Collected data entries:

* * *

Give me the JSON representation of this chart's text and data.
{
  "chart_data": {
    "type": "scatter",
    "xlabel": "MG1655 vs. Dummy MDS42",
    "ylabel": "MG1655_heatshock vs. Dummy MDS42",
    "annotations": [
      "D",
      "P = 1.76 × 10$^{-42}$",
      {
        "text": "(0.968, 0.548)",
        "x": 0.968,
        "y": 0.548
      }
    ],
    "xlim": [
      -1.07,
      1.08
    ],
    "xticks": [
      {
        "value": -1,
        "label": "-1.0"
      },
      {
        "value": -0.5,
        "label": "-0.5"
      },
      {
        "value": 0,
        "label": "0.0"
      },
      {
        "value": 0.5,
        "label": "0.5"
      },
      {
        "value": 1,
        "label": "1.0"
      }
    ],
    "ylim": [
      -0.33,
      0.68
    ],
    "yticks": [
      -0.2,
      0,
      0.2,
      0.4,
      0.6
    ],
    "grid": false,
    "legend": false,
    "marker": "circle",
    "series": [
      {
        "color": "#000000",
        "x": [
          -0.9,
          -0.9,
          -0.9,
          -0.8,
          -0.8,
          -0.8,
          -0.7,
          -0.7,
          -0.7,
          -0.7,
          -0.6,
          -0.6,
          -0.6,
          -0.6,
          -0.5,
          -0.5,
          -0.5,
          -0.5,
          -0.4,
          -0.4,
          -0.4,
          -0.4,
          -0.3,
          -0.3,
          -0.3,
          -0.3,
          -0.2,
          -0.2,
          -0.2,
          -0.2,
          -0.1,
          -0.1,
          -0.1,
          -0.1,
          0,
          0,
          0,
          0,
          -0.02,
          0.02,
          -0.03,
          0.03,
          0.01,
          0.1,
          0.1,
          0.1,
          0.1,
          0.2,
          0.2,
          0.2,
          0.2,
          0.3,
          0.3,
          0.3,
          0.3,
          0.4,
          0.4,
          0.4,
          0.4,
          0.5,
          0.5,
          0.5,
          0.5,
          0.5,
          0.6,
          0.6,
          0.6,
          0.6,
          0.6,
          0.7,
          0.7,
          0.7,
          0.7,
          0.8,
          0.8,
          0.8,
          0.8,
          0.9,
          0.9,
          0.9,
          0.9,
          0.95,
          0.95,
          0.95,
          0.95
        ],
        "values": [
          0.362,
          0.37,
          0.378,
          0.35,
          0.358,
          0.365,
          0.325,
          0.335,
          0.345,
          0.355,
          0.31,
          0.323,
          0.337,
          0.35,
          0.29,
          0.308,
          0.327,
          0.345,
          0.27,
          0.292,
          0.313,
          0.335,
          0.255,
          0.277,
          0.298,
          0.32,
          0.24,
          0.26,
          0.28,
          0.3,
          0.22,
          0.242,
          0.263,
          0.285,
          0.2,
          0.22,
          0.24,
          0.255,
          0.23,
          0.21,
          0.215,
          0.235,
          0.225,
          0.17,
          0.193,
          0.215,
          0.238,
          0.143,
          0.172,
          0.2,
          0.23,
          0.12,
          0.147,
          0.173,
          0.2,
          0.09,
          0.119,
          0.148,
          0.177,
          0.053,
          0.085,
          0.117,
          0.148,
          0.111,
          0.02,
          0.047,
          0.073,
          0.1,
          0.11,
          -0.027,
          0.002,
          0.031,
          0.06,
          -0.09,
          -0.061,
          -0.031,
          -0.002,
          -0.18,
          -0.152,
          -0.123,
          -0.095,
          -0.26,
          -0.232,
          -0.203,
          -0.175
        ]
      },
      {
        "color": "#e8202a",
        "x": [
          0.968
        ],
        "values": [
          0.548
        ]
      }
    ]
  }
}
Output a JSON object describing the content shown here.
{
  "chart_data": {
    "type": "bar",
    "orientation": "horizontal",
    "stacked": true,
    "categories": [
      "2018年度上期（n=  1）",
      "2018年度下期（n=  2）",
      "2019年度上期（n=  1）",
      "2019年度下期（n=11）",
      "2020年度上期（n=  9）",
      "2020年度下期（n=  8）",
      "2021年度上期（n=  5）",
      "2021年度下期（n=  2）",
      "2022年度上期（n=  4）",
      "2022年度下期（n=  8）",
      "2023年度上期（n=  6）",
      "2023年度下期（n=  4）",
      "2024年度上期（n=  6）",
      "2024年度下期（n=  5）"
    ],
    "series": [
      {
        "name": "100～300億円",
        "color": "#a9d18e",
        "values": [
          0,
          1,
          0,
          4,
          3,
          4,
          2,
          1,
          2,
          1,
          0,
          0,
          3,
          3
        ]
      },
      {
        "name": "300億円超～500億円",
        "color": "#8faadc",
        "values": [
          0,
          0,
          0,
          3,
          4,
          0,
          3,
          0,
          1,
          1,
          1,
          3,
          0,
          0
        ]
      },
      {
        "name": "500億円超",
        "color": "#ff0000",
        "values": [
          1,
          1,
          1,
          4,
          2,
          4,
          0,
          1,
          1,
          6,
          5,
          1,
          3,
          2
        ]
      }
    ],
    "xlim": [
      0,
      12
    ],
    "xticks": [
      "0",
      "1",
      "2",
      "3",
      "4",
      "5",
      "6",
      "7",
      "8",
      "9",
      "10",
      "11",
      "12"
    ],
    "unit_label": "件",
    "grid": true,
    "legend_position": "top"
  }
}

* * *

*PROBLEM*:
Using the records given above, list every line that includes the word "text".

*TASK SOLUTION*:
Give me the JSON representation of this chart's text and data.
        "text": "(0.968, 0.548)",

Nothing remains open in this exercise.